▶ _WHAT TO DO_
Determine how many lines in the entries below include "当工程规模较大时". The reply should be that number and nothing else.
-- START ENTRIES SHOWN --
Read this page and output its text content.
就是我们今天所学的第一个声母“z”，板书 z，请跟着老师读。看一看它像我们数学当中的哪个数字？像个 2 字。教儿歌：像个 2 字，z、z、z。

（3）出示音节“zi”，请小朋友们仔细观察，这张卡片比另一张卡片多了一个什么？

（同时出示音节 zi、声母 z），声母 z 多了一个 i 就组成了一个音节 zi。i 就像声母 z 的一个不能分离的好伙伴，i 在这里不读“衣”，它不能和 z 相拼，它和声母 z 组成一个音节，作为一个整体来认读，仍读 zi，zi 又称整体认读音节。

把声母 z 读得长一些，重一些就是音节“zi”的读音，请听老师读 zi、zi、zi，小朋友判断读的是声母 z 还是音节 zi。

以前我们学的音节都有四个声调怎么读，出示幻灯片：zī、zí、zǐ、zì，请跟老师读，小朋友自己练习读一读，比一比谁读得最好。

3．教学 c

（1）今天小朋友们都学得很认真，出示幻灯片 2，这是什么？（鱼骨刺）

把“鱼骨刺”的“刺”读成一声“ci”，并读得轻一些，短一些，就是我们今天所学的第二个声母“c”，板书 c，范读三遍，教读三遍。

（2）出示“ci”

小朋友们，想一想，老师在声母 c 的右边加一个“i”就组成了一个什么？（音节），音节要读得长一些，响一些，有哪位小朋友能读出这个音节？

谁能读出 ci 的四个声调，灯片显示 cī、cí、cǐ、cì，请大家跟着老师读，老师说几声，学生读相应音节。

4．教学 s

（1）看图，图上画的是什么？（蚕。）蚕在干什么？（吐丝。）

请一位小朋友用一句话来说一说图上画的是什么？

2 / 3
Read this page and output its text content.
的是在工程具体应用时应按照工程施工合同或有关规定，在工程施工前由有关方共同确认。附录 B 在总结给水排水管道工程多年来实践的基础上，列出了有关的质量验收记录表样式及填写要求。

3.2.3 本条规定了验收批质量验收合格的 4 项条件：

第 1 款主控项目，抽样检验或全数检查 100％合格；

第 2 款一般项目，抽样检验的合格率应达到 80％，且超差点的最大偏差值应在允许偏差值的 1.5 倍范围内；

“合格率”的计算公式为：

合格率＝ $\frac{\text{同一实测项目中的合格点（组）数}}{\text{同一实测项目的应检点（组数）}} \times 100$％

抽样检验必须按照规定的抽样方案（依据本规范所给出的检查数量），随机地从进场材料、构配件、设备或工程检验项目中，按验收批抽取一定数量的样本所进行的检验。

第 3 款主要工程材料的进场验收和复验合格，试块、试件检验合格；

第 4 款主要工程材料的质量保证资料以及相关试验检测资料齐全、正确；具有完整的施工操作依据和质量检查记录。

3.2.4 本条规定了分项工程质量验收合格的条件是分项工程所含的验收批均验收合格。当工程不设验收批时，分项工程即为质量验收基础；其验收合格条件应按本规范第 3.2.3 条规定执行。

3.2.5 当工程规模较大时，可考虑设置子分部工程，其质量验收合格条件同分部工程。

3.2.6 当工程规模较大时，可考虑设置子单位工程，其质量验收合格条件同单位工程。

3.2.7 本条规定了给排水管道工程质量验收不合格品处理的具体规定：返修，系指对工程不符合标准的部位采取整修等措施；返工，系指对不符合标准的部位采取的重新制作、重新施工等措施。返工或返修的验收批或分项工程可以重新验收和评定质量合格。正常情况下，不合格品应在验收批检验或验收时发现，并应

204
-- END ENTRIES SHOWN --
▶ _TASK SOLUTION_
2